But I recommend you open a support ticket, so a support engineer can look into this matter in more depth and due time.

blazej.s · May 5, 2023, 8:05am

Hi @robin.gierse and thanks for the reply.

After some more tryings we solved our problem in pretty good way.

Solution in distributed monitoring is to create new virtual machine or different site with different livestatus port. The next step is to add a new client and a new distributed connection, leaving the existing one as it is. After successfully connecting the new site (B), we need to go to Setup → Host and change the folder properties with the configuration of the old site (A) and change “Monitored site” from A to B.

obraz

Next, we adopt all the changes in our distributed monitoring to be clear with everything. When we change the monitored folder on site, each host is moved from folder A to folder B and site, with only host status or PING being displayed, depending on the configuration. In this steps rules are not implemented.

* _WRITTEN PROBLEM 1_: Quote the forum excerpt word for word, starting at "But I recommend" and ending with "for the reply.".
* _WRITTEN PROBLEM 2_: Decide whether each statement agrees with the forum excerpt, answering yes or no and quoting the words of the excerpt that settle it: (a) The solution uses a different site with a different livestatus port. (b) The existing distributed connection is removed. (c) Rules are implemented during these steps.
* _WRITTEN PROBLEM 3_:
Answer these questions from the forum excerpt:
(a) Which user does blazej.s thank for the reply?
(b) Where does one go to change the folder properties?
(c) Which setting is changed from A to B?
Rely only on the forum excerpt.

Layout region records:
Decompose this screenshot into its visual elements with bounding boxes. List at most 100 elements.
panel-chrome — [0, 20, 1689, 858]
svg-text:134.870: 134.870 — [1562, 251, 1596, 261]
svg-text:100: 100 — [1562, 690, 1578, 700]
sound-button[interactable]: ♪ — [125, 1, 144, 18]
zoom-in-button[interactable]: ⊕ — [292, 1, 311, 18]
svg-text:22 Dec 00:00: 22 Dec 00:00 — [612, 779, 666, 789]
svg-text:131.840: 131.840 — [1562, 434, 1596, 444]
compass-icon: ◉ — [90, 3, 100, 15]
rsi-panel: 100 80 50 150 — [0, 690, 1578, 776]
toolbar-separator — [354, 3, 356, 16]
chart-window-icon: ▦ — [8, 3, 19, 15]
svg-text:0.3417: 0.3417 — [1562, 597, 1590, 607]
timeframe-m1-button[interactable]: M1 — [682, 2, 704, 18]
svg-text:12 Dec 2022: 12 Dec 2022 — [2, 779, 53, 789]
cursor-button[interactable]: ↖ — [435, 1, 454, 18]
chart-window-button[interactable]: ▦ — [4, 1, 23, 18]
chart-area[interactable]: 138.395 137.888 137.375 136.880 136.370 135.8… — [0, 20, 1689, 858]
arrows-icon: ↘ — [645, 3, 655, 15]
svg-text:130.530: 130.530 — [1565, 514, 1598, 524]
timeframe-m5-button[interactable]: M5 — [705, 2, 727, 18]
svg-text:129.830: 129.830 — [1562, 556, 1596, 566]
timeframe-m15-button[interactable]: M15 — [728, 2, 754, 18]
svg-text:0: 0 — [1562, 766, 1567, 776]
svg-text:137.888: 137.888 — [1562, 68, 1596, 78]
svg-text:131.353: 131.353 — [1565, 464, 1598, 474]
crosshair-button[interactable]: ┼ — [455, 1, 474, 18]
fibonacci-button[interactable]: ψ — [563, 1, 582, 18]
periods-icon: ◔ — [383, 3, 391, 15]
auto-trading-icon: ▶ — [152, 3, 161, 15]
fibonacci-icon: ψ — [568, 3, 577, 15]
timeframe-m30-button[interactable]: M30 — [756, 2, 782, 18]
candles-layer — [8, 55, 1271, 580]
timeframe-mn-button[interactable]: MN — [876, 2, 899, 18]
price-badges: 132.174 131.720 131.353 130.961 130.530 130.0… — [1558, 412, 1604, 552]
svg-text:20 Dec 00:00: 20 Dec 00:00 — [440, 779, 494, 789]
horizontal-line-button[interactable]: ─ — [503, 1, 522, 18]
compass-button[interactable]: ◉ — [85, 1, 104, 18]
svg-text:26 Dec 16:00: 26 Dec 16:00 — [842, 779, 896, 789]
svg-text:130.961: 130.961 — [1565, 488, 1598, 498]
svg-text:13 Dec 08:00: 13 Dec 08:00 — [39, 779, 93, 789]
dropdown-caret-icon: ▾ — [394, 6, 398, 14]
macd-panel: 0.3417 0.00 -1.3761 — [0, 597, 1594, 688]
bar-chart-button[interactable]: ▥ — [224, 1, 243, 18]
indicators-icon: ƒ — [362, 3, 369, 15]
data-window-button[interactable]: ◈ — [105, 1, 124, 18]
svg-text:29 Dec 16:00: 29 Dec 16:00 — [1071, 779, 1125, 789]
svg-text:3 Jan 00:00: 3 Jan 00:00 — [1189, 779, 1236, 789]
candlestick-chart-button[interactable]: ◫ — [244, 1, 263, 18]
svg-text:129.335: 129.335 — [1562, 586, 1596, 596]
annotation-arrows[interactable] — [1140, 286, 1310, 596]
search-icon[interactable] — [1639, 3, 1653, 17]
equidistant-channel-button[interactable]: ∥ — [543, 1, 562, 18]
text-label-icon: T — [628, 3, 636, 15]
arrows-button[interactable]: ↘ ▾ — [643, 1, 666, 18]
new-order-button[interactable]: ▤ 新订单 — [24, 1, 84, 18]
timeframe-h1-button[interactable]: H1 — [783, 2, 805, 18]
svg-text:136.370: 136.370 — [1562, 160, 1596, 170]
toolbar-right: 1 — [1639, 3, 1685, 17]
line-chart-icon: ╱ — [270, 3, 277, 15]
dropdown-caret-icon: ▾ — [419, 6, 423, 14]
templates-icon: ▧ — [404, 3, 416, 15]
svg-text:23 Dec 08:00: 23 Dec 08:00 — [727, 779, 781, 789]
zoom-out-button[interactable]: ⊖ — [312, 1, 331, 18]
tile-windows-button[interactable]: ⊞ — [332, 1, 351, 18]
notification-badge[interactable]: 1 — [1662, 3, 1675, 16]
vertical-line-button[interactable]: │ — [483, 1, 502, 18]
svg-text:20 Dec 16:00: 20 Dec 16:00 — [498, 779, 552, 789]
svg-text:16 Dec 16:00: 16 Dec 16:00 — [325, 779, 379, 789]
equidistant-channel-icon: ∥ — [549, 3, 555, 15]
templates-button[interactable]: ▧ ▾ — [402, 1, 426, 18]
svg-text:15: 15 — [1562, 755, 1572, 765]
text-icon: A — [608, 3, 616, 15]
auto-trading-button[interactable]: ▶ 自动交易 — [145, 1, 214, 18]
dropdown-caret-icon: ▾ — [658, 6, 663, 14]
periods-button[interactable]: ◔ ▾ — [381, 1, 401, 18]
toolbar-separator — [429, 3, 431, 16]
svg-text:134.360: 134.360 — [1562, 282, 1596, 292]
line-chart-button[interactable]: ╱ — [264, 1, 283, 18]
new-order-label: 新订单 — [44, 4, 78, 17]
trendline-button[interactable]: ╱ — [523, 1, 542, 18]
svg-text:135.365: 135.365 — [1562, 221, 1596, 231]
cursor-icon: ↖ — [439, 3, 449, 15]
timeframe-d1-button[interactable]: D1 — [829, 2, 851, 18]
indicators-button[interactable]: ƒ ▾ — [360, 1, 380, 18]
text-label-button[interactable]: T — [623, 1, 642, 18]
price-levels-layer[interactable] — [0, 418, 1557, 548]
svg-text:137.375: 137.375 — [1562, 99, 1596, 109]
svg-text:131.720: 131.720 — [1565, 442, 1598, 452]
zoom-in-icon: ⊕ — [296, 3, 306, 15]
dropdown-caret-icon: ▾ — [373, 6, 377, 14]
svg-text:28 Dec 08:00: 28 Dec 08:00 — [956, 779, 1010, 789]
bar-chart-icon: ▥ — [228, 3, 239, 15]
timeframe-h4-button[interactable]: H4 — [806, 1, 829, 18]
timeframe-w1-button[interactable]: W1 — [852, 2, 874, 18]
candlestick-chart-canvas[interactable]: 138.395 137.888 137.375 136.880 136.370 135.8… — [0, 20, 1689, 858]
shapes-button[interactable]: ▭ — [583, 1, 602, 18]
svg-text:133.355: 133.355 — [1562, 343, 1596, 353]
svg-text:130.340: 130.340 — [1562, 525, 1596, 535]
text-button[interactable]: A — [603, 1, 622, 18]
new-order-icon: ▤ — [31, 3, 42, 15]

* _OUTPUT 1_:
But I recommend you open a support ticket, so a support engineer can look into this matter in more depth and due time.

blazej.s · May 5, 2023, 8:05am

Hi @robin.gierse and thanks for the reply.

* _OUTPUT 2_:
(a) Yes: "create new virtual machine or different site with different livestatus port"
(b) No: "leaving the existing one as it is"
(c) No: "In this steps rules are not implemented."

* _OUTPUT 3_:
(a) @robin.gierse
(b) Setup → Host
(c) "Monitored site"